Dataset rows about figures:
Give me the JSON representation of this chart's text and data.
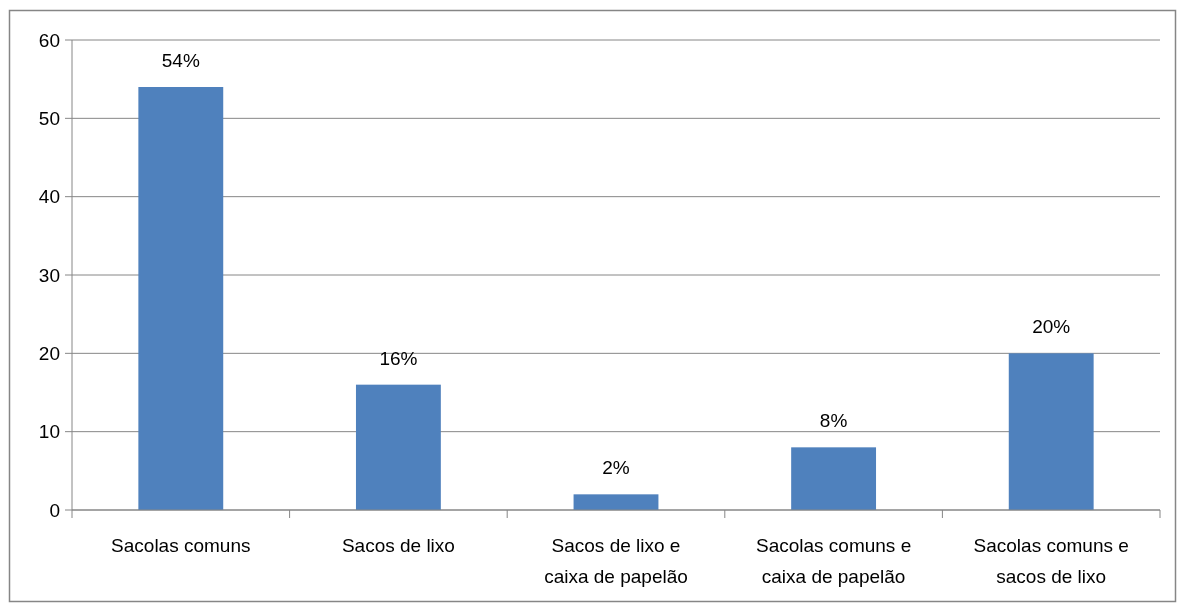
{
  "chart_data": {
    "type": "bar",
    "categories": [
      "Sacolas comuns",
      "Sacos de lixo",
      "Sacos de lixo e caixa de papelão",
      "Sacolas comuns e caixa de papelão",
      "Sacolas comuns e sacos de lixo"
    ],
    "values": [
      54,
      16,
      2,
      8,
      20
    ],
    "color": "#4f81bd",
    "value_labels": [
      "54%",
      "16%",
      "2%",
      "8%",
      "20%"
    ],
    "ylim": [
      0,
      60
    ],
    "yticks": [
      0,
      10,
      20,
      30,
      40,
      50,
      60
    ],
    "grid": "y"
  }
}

Task requirements >> Gather each line in the entries above where the string "Sacolas" is found.

Response >>
      "Sacolas comuns",
      "Sacolas comuns e caixa de papelão",
      "Sacolas comuns e sacos de lixo"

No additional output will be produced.